─── BLOCCO DI TESTO

Fondamentale la diagnosi precoce: sintomi riconducibili alla malattia di Parkinson sono, ad esempio il deficit olfattivo, la depressione, i dolori delle grosse articolazioni e i disturbi comportamentali durante il sonno. Tutti sintomi non motori che possono aiutare a identificare soggetti a rischio di sviluppare la malattia con un anticipo di 10-12 anni e cambiare il decorso della malattia, rallentandone la progressione.
«La convivenza con la malattia di Parkinson è molto soggettiva. Ogni persona ha il suo Parkinson, gli ostacoli che si incontrano sono diversi da persona a persona a persona» spiega a Sanità Informazione Giulia Quaglini, Vice Presidente di Parkinson Italia e presidente di As.P.I (Associazione Parkinson Insubria), sezione di Cassano Magnago.
Per i pazienti diverse sono le priorità: assicurare una presa in carico multidisciplinare, migliorare la qualità della vita di pazienti e caregiver, alleviare l’impatto psicologico e alleggerire la burocrazia.
«Il 10% sviluppa la malattia già intorno ai 50 anni e questa impatta sulla rete di relazioni che sta attorno alla persona, a partire dalla famiglia – spiega Quaglini -. È importante essere informati sulla malattia: ad oggi non è curabile ma si può gestire. Quando arriva la diagnosi tutta la famiglia rimane coinvolta. La malattia ha una progressione lenta. Pensiamo alle difficoltà nel mondo del lavoro e nel campo degli affetti che creano nella persona uno stato di depressione, di ansia».
Purtroppo, anche per il Parkinson sono diverse le differenze nella presa in carico da regione a regione: «La multidisciplinarietà è un valore aggiunto da mettere in campo alla diagnosi da un team di professionisti che sappiamo stare vicino e accompagnare in tutto il percorso. I servizi dovrebbero essere uguali per tutti ma purtroppo non è sempre così. Ci sono regioni guida che adottano delle buone pratiche che potrebbero essere esportate in tutte le altre».
Tra gli aspetti più complessi, l’impatto psicologico: «La componente psicologica è una delle prime cose. Sono ben conosciuti i sintomi motori e c’è una terapia di supporto. Ma di fatto è molto più compromettente della qualità di vita tutto il percorso sui sintomi non motori della malattia, a partire dall’aspetto psicologico».

──────
─── VOCI DEL DATASET

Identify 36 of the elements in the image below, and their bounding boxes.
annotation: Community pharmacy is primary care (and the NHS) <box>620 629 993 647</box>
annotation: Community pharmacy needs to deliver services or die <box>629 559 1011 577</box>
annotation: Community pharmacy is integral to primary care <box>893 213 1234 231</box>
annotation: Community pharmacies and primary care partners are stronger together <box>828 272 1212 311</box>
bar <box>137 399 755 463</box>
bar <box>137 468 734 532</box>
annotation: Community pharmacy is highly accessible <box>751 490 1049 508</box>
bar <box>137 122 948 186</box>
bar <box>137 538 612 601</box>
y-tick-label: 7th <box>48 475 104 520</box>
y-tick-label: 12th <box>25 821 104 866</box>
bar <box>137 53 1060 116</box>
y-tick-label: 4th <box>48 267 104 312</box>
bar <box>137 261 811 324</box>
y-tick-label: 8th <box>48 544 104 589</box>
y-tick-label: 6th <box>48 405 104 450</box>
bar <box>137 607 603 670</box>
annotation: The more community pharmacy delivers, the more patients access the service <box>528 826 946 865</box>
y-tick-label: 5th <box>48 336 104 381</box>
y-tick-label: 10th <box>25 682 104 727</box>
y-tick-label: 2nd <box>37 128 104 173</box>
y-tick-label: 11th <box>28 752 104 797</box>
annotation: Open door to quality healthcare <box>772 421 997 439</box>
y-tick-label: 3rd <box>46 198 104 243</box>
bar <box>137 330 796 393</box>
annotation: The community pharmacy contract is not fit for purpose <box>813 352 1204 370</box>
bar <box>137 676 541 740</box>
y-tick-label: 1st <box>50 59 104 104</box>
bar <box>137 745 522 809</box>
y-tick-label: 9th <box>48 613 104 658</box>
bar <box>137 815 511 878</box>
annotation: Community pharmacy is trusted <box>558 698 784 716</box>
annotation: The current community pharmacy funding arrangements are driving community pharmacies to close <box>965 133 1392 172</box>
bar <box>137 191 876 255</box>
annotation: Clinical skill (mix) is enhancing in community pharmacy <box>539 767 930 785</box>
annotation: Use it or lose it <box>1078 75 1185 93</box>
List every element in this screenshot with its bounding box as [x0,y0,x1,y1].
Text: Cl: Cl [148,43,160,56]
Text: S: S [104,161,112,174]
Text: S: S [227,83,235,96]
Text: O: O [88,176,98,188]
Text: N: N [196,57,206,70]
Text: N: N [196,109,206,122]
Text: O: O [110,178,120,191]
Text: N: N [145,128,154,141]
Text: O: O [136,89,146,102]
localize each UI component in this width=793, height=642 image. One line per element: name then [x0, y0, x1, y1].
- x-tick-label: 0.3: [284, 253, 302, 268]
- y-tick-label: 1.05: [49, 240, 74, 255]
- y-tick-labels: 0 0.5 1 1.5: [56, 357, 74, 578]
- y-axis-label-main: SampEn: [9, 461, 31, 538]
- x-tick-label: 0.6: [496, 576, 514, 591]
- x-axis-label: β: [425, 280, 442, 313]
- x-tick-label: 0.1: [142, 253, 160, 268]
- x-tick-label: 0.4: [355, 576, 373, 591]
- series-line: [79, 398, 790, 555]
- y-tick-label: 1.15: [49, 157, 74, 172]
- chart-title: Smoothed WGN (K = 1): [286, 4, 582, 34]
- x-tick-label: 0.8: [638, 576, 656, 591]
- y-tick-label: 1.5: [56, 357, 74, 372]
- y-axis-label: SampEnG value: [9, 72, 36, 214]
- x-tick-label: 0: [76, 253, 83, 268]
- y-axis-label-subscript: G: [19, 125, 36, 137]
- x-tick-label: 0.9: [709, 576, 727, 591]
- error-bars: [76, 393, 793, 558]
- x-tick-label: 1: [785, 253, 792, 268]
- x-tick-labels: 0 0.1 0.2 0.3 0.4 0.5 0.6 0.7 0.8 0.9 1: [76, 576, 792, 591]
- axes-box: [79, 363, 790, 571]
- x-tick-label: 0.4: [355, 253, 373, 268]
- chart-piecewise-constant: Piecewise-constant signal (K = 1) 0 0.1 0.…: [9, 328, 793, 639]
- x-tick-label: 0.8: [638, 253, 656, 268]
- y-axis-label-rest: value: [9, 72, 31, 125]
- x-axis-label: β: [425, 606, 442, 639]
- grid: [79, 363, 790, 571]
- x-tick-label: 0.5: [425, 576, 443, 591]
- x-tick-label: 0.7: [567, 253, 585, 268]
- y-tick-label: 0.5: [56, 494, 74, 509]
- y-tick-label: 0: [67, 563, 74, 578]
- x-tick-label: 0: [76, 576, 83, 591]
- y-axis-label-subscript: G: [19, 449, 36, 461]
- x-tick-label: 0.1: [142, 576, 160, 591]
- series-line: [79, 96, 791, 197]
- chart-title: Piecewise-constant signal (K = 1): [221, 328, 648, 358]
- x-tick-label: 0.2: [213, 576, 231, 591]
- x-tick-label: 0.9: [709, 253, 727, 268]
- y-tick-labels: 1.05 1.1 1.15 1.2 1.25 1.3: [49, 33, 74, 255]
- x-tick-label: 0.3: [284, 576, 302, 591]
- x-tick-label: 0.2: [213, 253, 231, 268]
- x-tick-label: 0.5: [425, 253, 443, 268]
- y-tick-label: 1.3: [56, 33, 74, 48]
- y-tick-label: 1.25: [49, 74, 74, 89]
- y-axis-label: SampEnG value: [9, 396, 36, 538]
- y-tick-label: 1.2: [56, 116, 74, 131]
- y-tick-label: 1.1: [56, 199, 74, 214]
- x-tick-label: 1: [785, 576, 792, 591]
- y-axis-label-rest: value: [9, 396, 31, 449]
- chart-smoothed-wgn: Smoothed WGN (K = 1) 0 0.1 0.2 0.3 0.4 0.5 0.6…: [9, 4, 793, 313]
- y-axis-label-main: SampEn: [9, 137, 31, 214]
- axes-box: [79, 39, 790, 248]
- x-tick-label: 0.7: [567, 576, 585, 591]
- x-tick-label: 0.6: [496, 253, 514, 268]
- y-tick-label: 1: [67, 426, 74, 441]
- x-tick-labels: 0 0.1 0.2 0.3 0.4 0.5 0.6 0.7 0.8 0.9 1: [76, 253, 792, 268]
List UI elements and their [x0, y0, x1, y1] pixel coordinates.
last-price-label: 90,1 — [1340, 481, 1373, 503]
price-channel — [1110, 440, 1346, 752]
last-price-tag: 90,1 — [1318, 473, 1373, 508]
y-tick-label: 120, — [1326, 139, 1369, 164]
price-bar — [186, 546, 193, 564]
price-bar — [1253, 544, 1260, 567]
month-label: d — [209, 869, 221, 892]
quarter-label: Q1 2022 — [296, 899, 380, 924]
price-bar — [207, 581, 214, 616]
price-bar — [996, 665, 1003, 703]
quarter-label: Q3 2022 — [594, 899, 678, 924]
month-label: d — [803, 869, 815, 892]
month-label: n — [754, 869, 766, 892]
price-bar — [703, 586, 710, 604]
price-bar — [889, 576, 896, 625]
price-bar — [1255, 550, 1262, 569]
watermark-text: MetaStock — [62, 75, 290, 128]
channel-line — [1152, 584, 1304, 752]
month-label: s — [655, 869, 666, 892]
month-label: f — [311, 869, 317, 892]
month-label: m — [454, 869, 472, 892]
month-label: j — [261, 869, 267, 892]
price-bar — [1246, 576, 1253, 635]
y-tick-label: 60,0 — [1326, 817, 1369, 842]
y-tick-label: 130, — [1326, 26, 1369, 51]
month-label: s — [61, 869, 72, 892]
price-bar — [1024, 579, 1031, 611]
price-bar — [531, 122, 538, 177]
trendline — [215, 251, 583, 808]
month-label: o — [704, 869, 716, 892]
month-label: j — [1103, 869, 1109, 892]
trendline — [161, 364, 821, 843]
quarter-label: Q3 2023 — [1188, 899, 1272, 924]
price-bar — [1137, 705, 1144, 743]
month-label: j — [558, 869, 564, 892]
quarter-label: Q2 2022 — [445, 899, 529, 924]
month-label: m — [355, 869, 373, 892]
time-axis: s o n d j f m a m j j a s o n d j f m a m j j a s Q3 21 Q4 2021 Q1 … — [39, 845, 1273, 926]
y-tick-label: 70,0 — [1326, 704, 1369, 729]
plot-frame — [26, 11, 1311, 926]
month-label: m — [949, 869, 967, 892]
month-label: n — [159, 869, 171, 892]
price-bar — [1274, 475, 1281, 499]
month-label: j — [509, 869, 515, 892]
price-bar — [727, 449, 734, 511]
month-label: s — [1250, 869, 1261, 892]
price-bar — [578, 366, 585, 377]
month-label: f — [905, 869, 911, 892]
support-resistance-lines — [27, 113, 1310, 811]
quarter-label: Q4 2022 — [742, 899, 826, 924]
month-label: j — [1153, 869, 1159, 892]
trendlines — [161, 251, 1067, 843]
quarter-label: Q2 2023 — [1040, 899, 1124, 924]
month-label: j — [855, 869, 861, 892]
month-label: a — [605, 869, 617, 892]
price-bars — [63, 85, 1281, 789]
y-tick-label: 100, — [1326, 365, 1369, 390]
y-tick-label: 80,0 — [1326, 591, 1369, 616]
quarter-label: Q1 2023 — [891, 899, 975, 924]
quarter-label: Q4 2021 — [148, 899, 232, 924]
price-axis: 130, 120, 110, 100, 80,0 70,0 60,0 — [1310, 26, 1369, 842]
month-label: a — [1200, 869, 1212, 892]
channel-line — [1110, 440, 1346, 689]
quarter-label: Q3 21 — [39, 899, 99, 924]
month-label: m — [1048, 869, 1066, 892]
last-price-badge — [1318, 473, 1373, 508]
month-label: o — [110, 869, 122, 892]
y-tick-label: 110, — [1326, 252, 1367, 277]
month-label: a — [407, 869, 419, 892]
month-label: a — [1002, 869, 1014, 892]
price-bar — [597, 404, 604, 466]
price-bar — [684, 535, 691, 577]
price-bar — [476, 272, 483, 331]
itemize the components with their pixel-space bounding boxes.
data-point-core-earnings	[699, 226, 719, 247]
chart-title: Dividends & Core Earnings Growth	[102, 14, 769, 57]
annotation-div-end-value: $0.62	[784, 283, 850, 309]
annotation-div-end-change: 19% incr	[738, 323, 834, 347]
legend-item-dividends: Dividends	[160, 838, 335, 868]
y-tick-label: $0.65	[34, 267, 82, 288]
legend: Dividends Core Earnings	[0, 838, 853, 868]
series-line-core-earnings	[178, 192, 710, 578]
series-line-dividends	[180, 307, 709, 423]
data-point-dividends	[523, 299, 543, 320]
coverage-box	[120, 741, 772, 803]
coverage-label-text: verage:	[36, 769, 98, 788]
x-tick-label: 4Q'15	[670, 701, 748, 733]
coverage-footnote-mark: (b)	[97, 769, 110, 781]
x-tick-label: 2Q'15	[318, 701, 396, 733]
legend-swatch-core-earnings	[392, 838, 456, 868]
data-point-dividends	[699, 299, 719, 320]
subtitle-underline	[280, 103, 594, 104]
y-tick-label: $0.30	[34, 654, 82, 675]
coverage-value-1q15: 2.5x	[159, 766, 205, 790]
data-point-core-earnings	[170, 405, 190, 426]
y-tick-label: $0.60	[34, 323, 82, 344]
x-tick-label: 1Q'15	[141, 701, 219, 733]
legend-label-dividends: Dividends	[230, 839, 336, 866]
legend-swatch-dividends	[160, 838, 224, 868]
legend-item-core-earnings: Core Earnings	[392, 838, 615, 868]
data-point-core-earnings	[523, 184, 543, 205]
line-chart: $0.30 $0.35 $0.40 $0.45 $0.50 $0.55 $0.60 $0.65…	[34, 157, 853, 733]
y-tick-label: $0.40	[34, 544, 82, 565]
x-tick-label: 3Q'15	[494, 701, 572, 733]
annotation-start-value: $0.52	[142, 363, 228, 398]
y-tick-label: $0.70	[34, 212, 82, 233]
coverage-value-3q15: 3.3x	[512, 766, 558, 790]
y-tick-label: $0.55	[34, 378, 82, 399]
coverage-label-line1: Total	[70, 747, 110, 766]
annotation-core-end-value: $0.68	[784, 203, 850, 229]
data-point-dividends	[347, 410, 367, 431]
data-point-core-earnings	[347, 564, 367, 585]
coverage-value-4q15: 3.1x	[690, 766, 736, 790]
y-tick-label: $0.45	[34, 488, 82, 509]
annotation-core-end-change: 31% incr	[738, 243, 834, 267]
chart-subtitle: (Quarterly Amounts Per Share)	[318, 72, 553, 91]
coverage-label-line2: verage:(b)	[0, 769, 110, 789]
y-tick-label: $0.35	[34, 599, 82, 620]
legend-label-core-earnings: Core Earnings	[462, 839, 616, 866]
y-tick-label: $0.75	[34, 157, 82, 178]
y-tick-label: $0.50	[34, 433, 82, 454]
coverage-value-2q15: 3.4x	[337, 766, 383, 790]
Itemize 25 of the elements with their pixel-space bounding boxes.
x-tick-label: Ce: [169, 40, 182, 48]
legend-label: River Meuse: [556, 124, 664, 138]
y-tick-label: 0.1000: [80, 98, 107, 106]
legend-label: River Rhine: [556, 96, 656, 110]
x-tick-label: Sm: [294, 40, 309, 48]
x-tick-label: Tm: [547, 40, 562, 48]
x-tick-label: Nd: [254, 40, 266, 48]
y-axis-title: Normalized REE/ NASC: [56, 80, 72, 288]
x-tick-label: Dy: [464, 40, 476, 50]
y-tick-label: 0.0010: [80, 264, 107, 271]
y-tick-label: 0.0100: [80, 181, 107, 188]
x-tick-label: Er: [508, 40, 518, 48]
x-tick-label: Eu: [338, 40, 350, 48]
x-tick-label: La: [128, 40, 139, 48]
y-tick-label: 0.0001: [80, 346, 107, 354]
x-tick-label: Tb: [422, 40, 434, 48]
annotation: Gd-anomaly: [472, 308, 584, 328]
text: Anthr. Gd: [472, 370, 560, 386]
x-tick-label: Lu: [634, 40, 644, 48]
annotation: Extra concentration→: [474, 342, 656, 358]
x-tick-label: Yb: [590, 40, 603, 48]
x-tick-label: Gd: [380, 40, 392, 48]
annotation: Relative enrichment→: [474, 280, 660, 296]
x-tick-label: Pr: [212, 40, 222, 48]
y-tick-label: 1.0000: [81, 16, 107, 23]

──────

→ **ATTIVITÀ DA SVOLGERE**
**A)** Elenca i sintomi non motori che il testo sul Parkinson cita come riconducibili alla malattia.
**B)** Prosegui il testo sul Parkinson a partire dalla sua ultima frase.

→ **RISPOSTE ALLE ATTIVITÀ**
**A)**
- Deficit olfattivo
- Depressione
- Dolori delle grosse articolazioni
- Disturbi comportamentali durante il sonno

**B)**
Per Parkinson Italia una delle priorità è il riconoscimento della figura del caregiver con delle misure a sostegno delle famiglie: «La vita del caregiver è complicata – ricorda la vicepresidente di Parkinson Italia -. Bisogna saper conciliare i tempi lavorativi con quelli familiari. Spesso ci si sente inadeguati, ci si vergogna del nostro stato, non ci si sente liberi. C’è spesso anche riluttanza nel chiedere aiuto. Bisogna arrivare presto al riconoscimento del servizio offerto alla società dai caregiver. Oggi non esiste una legge nazionale che identifica i bisogni, le agevolazioni, la tutela di chi 24 ore su 24 si prende cura del proprio familiare».
Parkinson Italia ha aderito al manifesto europeo del Parkinson che ha tra gli obiettivi quello di sensibilizzare i decisori, i politici e i governi, così da rendere la malattia una priorità in ambito sanitario in Europa e accrescere la consapevolezza del Parkinson nella popolazione in generale.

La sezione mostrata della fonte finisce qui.